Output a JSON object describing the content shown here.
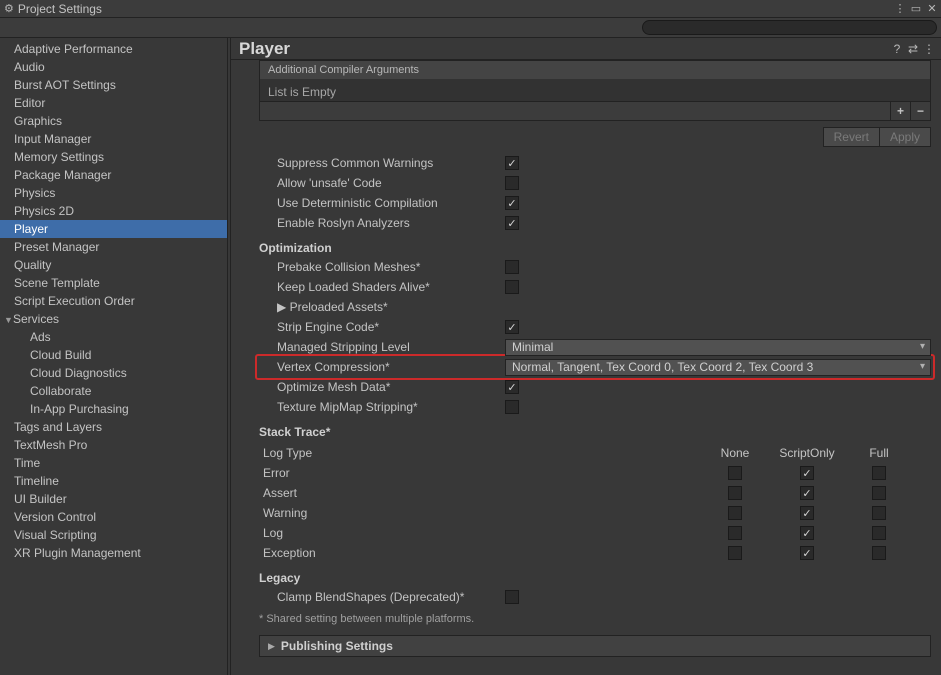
{
  "window": {
    "title": "Project Settings"
  },
  "page": {
    "title": "Player"
  },
  "sidebar": {
    "items": [
      {
        "label": "Adaptive Performance"
      },
      {
        "label": "Audio"
      },
      {
        "label": "Burst AOT Settings"
      },
      {
        "label": "Editor"
      },
      {
        "label": "Graphics"
      },
      {
        "label": "Input Manager"
      },
      {
        "label": "Memory Settings"
      },
      {
        "label": "Package Manager"
      },
      {
        "label": "Physics"
      },
      {
        "label": "Physics 2D"
      },
      {
        "label": "Player",
        "selected": true
      },
      {
        "label": "Preset Manager"
      },
      {
        "label": "Quality"
      },
      {
        "label": "Scene Template"
      },
      {
        "label": "Script Execution Order"
      },
      {
        "label": "Services",
        "expandable": true
      },
      {
        "label": "Ads",
        "sub": true
      },
      {
        "label": "Cloud Build",
        "sub": true
      },
      {
        "label": "Cloud Diagnostics",
        "sub": true
      },
      {
        "label": "Collaborate",
        "sub": true
      },
      {
        "label": "In-App Purchasing",
        "sub": true
      },
      {
        "label": "Tags and Layers"
      },
      {
        "label": "TextMesh Pro"
      },
      {
        "label": "Time"
      },
      {
        "label": "Timeline"
      },
      {
        "label": "UI Builder"
      },
      {
        "label": "Version Control"
      },
      {
        "label": "Visual Scripting"
      },
      {
        "label": "XR Plugin Management"
      }
    ]
  },
  "list": {
    "header": "Additional Compiler Arguments",
    "empty": "List is Empty"
  },
  "buttons": {
    "revert": "Revert",
    "apply": "Apply"
  },
  "props": {
    "suppress": "Suppress Common Warnings",
    "unsafe": "Allow 'unsafe' Code",
    "deterministic": "Use Deterministic Compilation",
    "roslyn": "Enable Roslyn Analyzers"
  },
  "optimization": {
    "header": "Optimization",
    "prebake": "Prebake Collision Meshes*",
    "keepShaders": "Keep Loaded Shaders Alive*",
    "preloaded": "Preloaded Assets*",
    "stripEngine": "Strip Engine Code*",
    "stripping": {
      "label": "Managed Stripping Level",
      "value": "Minimal"
    },
    "vertexComp": {
      "label": "Vertex Compression*",
      "value": "Normal, Tangent, Tex Coord 0, Tex Coord 2, Tex Coord 3"
    },
    "optMesh": "Optimize Mesh Data*",
    "texMip": "Texture MipMap Stripping*"
  },
  "stack": {
    "header": "Stack Trace*",
    "logtype": "Log Type",
    "cols": [
      "None",
      "ScriptOnly",
      "Full"
    ],
    "rows": [
      {
        "label": "Error",
        "vals": [
          false,
          true,
          false
        ]
      },
      {
        "label": "Assert",
        "vals": [
          false,
          true,
          false
        ]
      },
      {
        "label": "Warning",
        "vals": [
          false,
          true,
          false
        ]
      },
      {
        "label": "Log",
        "vals": [
          false,
          true,
          false
        ]
      },
      {
        "label": "Exception",
        "vals": [
          false,
          true,
          false
        ]
      }
    ]
  },
  "legacy": {
    "header": "Legacy",
    "clamp": "Clamp BlendShapes (Deprecated)*"
  },
  "footnote": "* Shared setting between multiple platforms.",
  "foldout": {
    "label": "Publishing Settings"
  }
}
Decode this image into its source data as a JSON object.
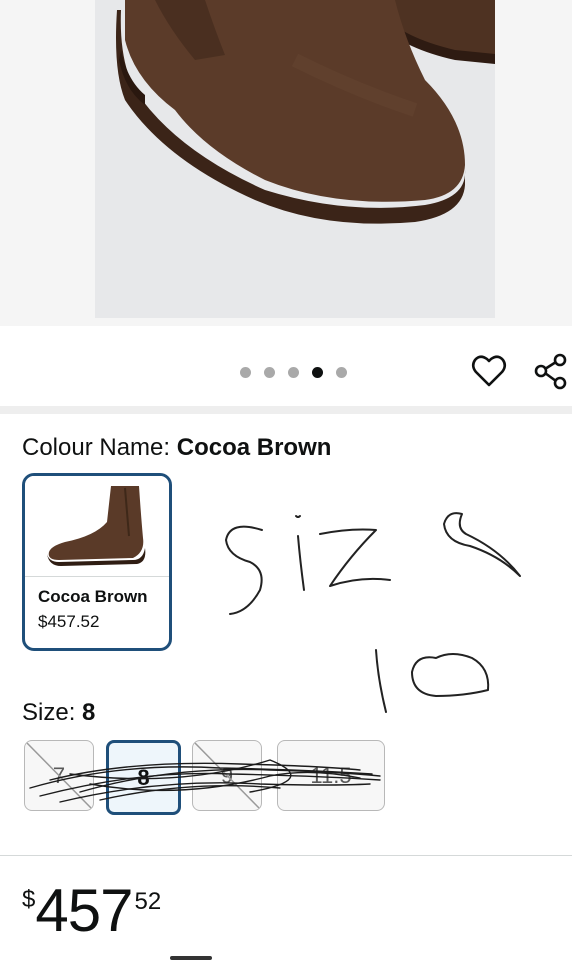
{
  "product": {
    "image_alt_icon": "chelsea-boot-photo",
    "carousel": {
      "count": 5,
      "active_index": 3
    },
    "actions": {
      "wishlist_icon": "heart-outline-icon",
      "share_icon": "share-icon"
    }
  },
  "colour": {
    "label": "Colour Name: ",
    "value": "Cocoa Brown",
    "swatches": [
      {
        "name": "Cocoa Brown",
        "price": "$457.52",
        "selected": true
      }
    ]
  },
  "handwriting": {
    "text": "size 10"
  },
  "size": {
    "label": "Size: ",
    "value": "8",
    "options": [
      {
        "label": "7",
        "available": false,
        "selected": false
      },
      {
        "label": "8",
        "available": true,
        "selected": true
      },
      {
        "label": "9",
        "available": false,
        "selected": false
      },
      {
        "label": "11.5",
        "available": true,
        "selected": false
      }
    ]
  },
  "price": {
    "symbol": "$",
    "whole": "457",
    "fraction": "52"
  },
  "colors": {
    "accent": "#1f4f7a",
    "boot": "#5a3a28",
    "sole": "#3b2418"
  }
}
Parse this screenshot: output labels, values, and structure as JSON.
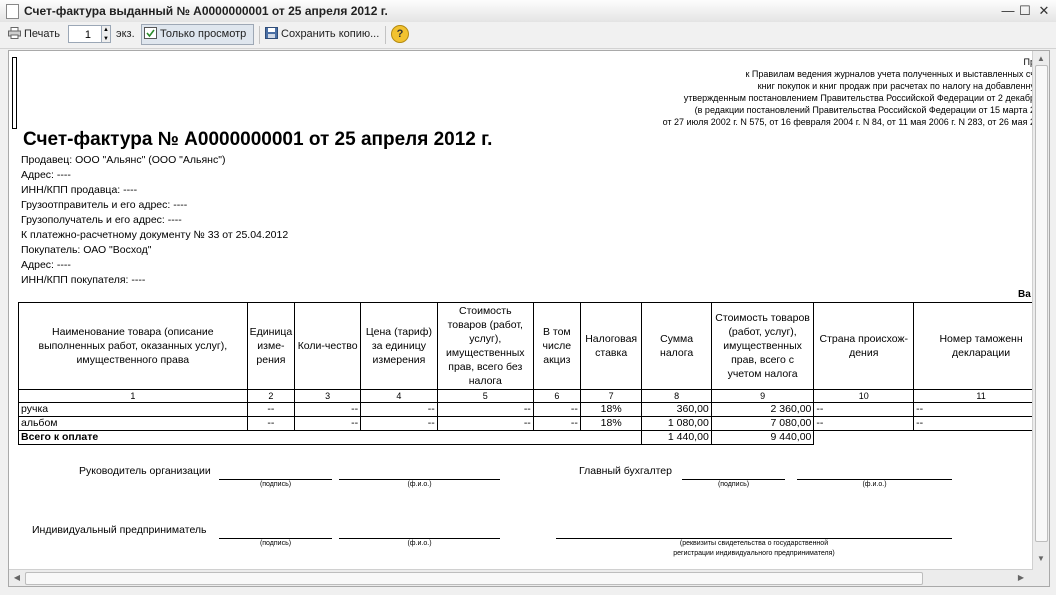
{
  "window": {
    "title": "Счет-фактура выданный № А0000000001 от 25 апреля 2012 г.",
    "minimize_glyph": "—",
    "maximize_glyph": "☐",
    "close_glyph": "✕"
  },
  "toolbar": {
    "print_label": "Печать",
    "copies_value": "1",
    "copies_suffix": "экз.",
    "view_only_label": "Только просмотр",
    "save_copy_label": "Сохранить копию...",
    "help_glyph": "?"
  },
  "document": {
    "notes": [
      "Пр",
      "к Правилам ведения журналов учета полученных и выставленных сч",
      "книг покупок и книг продаж при расчетах по налогу на добавленну",
      "утвержденным постановлением Правительства Российской Федерации от 2 декабр",
      "(в редакции постановлений Правительства Российской Федерации от 15 марта 2",
      "от 27 июля 2002 г. N 575, от 16 февраля 2004 г. N 84, от 11 мая 2006 г. N 283, от 26 мая 2"
    ],
    "title": "Счет-фактура № А0000000001 от 25 апреля 2012 г.",
    "info": [
      "Продавец: ООО \"Альянс\" (ООО \"Альянс\")",
      "Адрес: ----",
      "ИНН/КПП продавца: ----",
      "Грузоотправитель и его адрес: ----",
      "Грузополучатель и его адрес: ----",
      "К платежно-расчетному документу № 33 от 25.04.2012",
      "Покупатель: ОАО \"Восход\"",
      "Адрес: ----",
      "ИНН/КПП покупателя: ----"
    ],
    "currency_fragment": "Ва"
  },
  "table": {
    "headers": [
      "Наименование товара (описание выполненных работ, оказанных услуг), имущественного права",
      "Единица изме-рения",
      "Коли-чество",
      "Цена (тариф) за единицу измерения",
      "Стоимость товаров (работ, услуг), имущественных прав, всего без налога",
      "В том числе акциз",
      "Налоговая ставка",
      "Сумма налога",
      "Стоимость товаров (работ, услуг), имущественных прав, всего с учетом налога",
      "Страна происхож-дения",
      "Номер таможенн декларации"
    ],
    "numbers": [
      "1",
      "2",
      "3",
      "4",
      "5",
      "6",
      "7",
      "8",
      "9",
      "10",
      "11"
    ],
    "rows": [
      [
        "ручка",
        "--",
        "--",
        "--",
        "--",
        "--",
        "18%",
        "360,00",
        "2 360,00",
        "--",
        "--"
      ],
      [
        "альбом",
        "--",
        "--",
        "--",
        "--",
        "--",
        "18%",
        "1 080,00",
        "7 080,00",
        "--",
        "--"
      ]
    ],
    "total_label": "Всего к оплате",
    "total_tax": "1 440,00",
    "total_sum": "9 440,00"
  },
  "signatures": {
    "head_label": "Руководитель организации",
    "accountant_label": "Главный бухгалтер",
    "entrepreneur_label": "Индивидуальный предприниматель",
    "signature_caption": "(подпись)",
    "name_caption": "(ф.и.о.)",
    "requisites_caption_1": "(реквизиты свидетельства о государственной",
    "requisites_caption_2": "регистрации индивидуального предпринимателя)"
  }
}
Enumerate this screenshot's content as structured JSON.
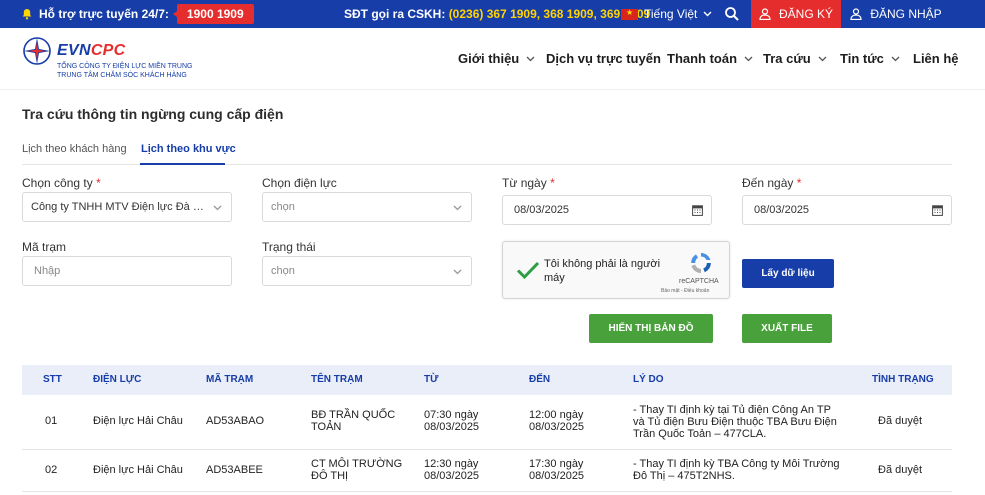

:::

- [What the task asks]
Return all lines of the material above in which the word "работ" occurs.

- [Solution to this exercise]
      "Наименование товара (описание выполненных работ, оказанных услуг), имущественного права",
      "Стоимость товаров (работ, услуг), имущественных прав, всего без налога",
      "Стоимость товаров (работ, услуг), имущественных прав, всего с учетом налога",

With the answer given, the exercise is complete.